Stored data:
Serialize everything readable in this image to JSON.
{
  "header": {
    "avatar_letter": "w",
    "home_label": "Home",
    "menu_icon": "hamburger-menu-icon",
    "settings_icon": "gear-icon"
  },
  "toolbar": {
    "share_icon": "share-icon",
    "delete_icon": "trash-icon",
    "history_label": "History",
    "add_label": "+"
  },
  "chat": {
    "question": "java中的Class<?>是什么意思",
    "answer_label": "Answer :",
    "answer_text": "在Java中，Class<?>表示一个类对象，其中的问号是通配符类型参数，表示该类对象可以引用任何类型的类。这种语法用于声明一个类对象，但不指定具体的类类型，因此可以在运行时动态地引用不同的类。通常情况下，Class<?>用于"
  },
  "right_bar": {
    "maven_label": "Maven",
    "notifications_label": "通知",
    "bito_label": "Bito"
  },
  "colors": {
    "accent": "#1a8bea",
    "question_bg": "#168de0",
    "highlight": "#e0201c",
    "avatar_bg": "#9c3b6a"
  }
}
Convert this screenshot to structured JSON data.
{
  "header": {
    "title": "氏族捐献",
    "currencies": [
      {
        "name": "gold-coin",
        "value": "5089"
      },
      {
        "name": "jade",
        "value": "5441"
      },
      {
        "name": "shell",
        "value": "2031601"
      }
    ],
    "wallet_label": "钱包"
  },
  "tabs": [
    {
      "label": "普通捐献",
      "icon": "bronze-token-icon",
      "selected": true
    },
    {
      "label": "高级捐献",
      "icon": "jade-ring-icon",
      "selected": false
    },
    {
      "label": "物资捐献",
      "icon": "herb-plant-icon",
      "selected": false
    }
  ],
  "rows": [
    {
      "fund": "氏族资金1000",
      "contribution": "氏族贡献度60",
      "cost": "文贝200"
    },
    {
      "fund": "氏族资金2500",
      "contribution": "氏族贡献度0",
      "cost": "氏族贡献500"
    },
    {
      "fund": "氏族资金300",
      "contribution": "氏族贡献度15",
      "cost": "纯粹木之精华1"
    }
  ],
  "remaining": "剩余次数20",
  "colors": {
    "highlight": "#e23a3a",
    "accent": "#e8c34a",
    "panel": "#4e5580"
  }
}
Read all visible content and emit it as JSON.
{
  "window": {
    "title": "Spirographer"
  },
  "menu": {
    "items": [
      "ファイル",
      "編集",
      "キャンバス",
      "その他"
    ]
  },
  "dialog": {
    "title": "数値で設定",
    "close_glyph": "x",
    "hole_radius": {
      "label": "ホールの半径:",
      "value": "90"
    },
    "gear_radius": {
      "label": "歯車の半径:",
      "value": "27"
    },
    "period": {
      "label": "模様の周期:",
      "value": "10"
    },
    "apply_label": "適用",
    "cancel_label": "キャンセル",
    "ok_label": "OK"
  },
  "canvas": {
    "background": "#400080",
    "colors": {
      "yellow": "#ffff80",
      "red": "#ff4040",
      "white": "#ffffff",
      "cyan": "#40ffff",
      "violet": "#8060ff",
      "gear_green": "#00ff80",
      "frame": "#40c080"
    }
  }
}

§ Instructions to follow: Copy the material above back out, exactly as written.

§ Exercise result:
Serialize everything readable in this image to JSON.
{
  "header": {
    "avatar_letter": "w",
    "home_label": "Home",
    "menu_icon": "hamburger-menu-icon",
    "settings_icon": "gear-icon"
  },
  "toolbar": {
    "share_icon": "share-icon",
    "delete_icon": "trash-icon",
    "history_label": "History",
    "add_label": "+"
  },
  "chat": {
    "question": "java中的Class<?>是什么意思",
    "answer_label": "Answer :",
    "answer_text": "在Java中，Class<?>表示一个类对象，其中的问号是通配符类型参数，表示该类对象可以引用任何类型的类。这种语法用于声明一个类对象，但不指定具体的类类型，因此可以在运行时动态地引用不同的类。通常情况下，Class<?>用于"
  },
  "right_bar": {
    "maven_label": "Maven",
    "notifications_label": "通知",
    "bito_label": "Bito"
  },
  "colors": {
    "accent": "#1a8bea",
    "question_bg": "#168de0",
    "highlight": "#e0201c",
    "avatar_bg": "#9c3b6a"
  }
}
Convert this screenshot to structured JSON data.
{
  "header": {
    "title": "氏族捐献",
    "currencies": [
      {
        "name": "gold-coin",
        "value": "5089"
      },
      {
        "name": "jade",
        "value": "5441"
      },
      {
        "name": "shell",
        "value": "2031601"
      }
    ],
    "wallet_label": "钱包"
  },
  "tabs": [
    {
      "label": "普通捐献",
      "icon": "bronze-token-icon",
      "selected": true
    },
    {
      "label": "高级捐献",
      "icon": "jade-ring-icon",
      "selected": false
    },
    {
      "label": "物资捐献",
      "icon": "herb-plant-icon",
      "selected": false
    }
  ],
  "rows": [
    {
      "fund": "氏族资金1000",
      "contribution": "氏族贡献度60",
      "cost": "文贝200"
    },
    {
      "fund": "氏族资金2500",
      "contribution": "氏族贡献度0",
      "cost": "氏族贡献500"
    },
    {
      "fund": "氏族资金300",
      "contribution": "氏族贡献度15",
      "cost": "纯粹木之精华1"
    }
  ],
  "remaining": "剩余次数20",
  "colors": {
    "highlight": "#e23a3a",
    "accent": "#e8c34a",
    "panel": "#4e5580"
  }
}
Read all visible content and emit it as JSON.
{
  "window": {
    "title": "Spirographer"
  },
  "menu": {
    "items": [
      "ファイル",
      "編集",
      "キャンバス",
      "その他"
    ]
  },
  "dialog": {
    "title": "数値で設定",
    "close_glyph": "x",
    "hole_radius": {
      "label": "ホールの半径:",
      "value": "90"
    },
    "gear_radius": {
      "label": "歯車の半径:",
      "value": "27"
    },
    "period": {
      "label": "模様の周期:",
      "value": "10"
    },
    "apply_label": "適用",
    "cancel_label": "キャンセル",
    "ok_label": "OK"
  },
  "canvas": {
    "background": "#400080",
    "colors": {
      "yellow": "#ffff80",
      "red": "#ff4040",
      "white": "#ffffff",
      "cyan": "#40ffff",
      "violet": "#8060ff",
      "gear_green": "#00ff80",
      "frame": "#40c080"
    }
  }
}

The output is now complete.